SHORT TASK 1: Pick out every line of the listing that contains the string "Text" and copy each of those lines.

PASSAGE TO READ:
Good ol’ broccoli salad! This classic is no stranger to picnics and potlucks, and for good reason. We swear it makes an appearance at every summer gathering we attend, and yet we’d miss it if it weren’t there. The combination of sweet and tangy dressing with crunchy, savory bacon and toothsome broccoli have made this dish a longstanding classic. But we must admit, while the flavors of broccoli salad are clearly a match made in heaven, we have often felt that raw broccoli leaves something to be desired. That’s why we added in one simple step that takes this salad to a whole ‘nother level… blanching the broccoli.

Briefly cooking the broccoli improves the flavor and texture, but that’s not all it does. A minute in boiling water helps those delicate little florets soak up that delectable dressing and it also turns them a beautiful vibrant green. Don’t cook it more than two minutes; you still want the broccoli to be nice and crisp. To keep the bacon nice and crunchy, keep it on the side until you’re about ready to serve, that way it doesn’t soak up the dressing while the salad is chilling.

GIVEN ENTRIES:
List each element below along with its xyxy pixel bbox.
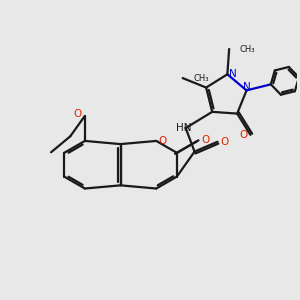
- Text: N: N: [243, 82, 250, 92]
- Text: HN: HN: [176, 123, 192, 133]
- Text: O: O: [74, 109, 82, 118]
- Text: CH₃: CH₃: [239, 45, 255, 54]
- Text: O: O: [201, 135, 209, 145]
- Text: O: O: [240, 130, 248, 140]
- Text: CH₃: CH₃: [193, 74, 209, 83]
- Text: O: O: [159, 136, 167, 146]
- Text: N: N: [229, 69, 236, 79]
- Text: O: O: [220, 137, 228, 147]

SHORT TASK 2:
Answer these questions using the broccoli salad passage above, one answer per line:
(a) What one step did the writers add to their broccoli salad?
(b) At most, how long should the broccoli be cooked?
(c) Where should the bacon be kept until the salad is about ready to serve?

FINAL ANSWER 1:
- Text: N: N: [243, 82, 250, 92]
- Text: HN: HN: [176, 123, 192, 133]
- Text: O: O: [74, 109, 82, 118]
- Text: CH₃: CH₃: [239, 45, 255, 54]
- Text: O: O: [201, 135, 209, 145]
- Text: O: O: [240, 130, 248, 140]
- Text: CH₃: CH₃: [193, 74, 209, 83]
- Text: O: O: [159, 136, 167, 146]
- Text: N: N: [229, 69, 236, 79]
- Text: O: O: [220, 137, 228, 147]

FINAL ANSWER 2:
(a) Blanching the broccoli.
(b) No more than two minutes.
(c) On the side.